The exercise:
Each record must be reproduced exactly as it is shown.

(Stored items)
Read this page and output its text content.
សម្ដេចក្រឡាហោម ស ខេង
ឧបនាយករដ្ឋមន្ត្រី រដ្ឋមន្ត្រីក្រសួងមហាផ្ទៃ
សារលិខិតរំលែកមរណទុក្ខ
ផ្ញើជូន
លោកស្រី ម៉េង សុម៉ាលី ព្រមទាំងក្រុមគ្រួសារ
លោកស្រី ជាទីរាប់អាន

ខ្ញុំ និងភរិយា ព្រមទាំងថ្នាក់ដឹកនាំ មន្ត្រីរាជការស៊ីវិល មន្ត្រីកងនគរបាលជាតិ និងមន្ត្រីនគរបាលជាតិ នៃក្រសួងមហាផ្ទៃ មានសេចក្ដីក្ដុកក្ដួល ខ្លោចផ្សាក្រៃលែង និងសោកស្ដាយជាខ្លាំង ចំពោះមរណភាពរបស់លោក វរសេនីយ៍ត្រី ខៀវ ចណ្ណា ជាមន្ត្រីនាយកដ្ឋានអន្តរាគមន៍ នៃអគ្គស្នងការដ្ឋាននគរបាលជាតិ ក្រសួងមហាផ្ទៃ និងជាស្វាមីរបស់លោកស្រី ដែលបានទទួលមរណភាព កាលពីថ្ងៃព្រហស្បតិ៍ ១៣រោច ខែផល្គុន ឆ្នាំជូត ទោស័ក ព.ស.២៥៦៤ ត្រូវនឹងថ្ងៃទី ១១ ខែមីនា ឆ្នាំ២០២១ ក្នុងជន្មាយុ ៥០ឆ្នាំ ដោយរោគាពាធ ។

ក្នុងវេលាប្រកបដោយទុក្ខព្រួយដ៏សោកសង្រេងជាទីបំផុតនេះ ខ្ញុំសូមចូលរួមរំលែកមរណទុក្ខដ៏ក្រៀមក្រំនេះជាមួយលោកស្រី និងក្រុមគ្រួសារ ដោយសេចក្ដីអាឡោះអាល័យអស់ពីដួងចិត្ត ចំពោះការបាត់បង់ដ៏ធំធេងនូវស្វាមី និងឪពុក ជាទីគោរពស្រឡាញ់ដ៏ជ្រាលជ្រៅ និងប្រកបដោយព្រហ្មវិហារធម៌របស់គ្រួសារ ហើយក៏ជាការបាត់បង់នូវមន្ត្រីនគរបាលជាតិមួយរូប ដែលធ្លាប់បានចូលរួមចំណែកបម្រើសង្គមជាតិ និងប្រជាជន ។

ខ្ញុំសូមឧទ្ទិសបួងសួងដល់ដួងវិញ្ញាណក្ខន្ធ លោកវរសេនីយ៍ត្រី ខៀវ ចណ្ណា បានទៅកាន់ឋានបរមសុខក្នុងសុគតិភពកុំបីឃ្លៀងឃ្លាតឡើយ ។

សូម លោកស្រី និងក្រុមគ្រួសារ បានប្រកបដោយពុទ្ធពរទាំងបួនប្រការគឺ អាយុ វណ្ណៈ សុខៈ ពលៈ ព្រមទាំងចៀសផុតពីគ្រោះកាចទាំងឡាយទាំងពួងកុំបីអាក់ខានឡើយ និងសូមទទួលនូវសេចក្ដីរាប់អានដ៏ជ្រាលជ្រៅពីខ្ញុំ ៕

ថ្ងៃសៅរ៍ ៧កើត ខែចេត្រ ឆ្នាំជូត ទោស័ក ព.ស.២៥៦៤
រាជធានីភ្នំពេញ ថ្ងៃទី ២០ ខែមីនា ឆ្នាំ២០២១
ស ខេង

Solved exercise:
Read this page and output its text content.
សម្ដេចក្រឡាហោម ស ខេង
ឧបនាយករដ្ឋមន្ត្រី រដ្ឋមន្ត្រីក្រសួងមហាផ្ទៃ
សារលិខិតរំលែកមរណទុក្ខ
ផ្ញើជូន
លោកស្រី ម៉េង សុម៉ាលី ព្រមទាំងក្រុមគ្រួសារ
លោកស្រី ជាទីរាប់អាន

ខ្ញុំ និងភរិយា ព្រមទាំងថ្នាក់ដឹកនាំ មន្ត្រីរាជការស៊ីវិល មន្ត្រីកងនគរបាលជាតិ និងមន្ត្រីនគរបាលជាតិ នៃក្រសួងមហាផ្ទៃ មានសេចក្ដីក្ដុកក្ដួល ខ្លោចផ្សាក្រៃលែង និងសោកស្ដាយជាខ្លាំង ចំពោះមរណភាពរបស់លោក វរសេនីយ៍ត្រី ខៀវ ចណ្ណា ជាមន្ត្រីនាយកដ្ឋានអន្តរាគមន៍ នៃអគ្គស្នងការដ្ឋាននគរបាលជាតិ ក្រសួងមហាផ្ទៃ និងជាស្វាមីរបស់លោកស្រី ដែលបានទទួលមរណភាព កាលពីថ្ងៃព្រហស្បតិ៍ ១៣រោច ខែផល្គុន ឆ្នាំជូត ទោស័ក ព.ស.២៥៦៤ ត្រូវនឹងថ្ងៃទី ១១ ខែមីនា ឆ្នាំ២០២១ ក្នុងជន្មាយុ ៥០ឆ្នាំ ដោយរោគាពាធ ។

ក្នុងវេលាប្រកបដោយទុក្ខព្រួយដ៏សោកសង្រេងជាទីបំផុតនេះ ខ្ញុំសូមចូលរួមរំលែកមរណទុក្ខដ៏ក្រៀមក្រំនេះជាមួយលោកស្រី និងក្រុមគ្រួសារ ដោយសេចក្ដីអាឡោះអាល័យអស់ពីដួងចិត្ត ចំពោះការបាត់បង់ដ៏ធំធេងនូវស្វាមី និងឪពុក ជាទីគោរពស្រឡាញ់ដ៏ជ្រាលជ្រៅ និងប្រកបដោយព្រហ្មវិហារធម៌របស់គ្រួសារ ហើយក៏ជាការបាត់បង់នូវមន្ត្រីនគរបាលជាតិមួយរូប ដែលធ្លាប់បានចូលរួមចំណែកបម្រើសង្គមជាតិ និងប្រជាជន ។

ខ្ញុំសូមឧទ្ទិសបួងសួងដល់ដួងវិញ្ញាណក្ខន្ធ លោកវរសេនីយ៍ត្រី ខៀវ ចណ្ណា បានទៅកាន់ឋានបរមសុខក្នុងសុគតិភពកុំបីឃ្លៀងឃ្លាតឡើយ ។

សូម លោកស្រី និងក្រុមគ្រួសារ បានប្រកបដោយពុទ្ធពរទាំងបួនប្រការគឺ អាយុ វណ្ណៈ សុខៈ ពលៈ ព្រមទាំងចៀសផុតពីគ្រោះកាចទាំងឡាយទាំងពួងកុំបីអាក់ខានឡើយ និងសូមទទួលនូវសេចក្ដីរាប់អានដ៏ជ្រាលជ្រៅពីខ្ញុំ ៕

ថ្ងៃសៅរ៍ ៧កើត ខែចេត្រ ឆ្នាំជូត ទោស័ក ព.ស.២៥៦៤
រាជធានីភ្នំពេញ ថ្ងៃទី ២០ ខែមីនា ឆ្នាំ២០២១
ស ខេង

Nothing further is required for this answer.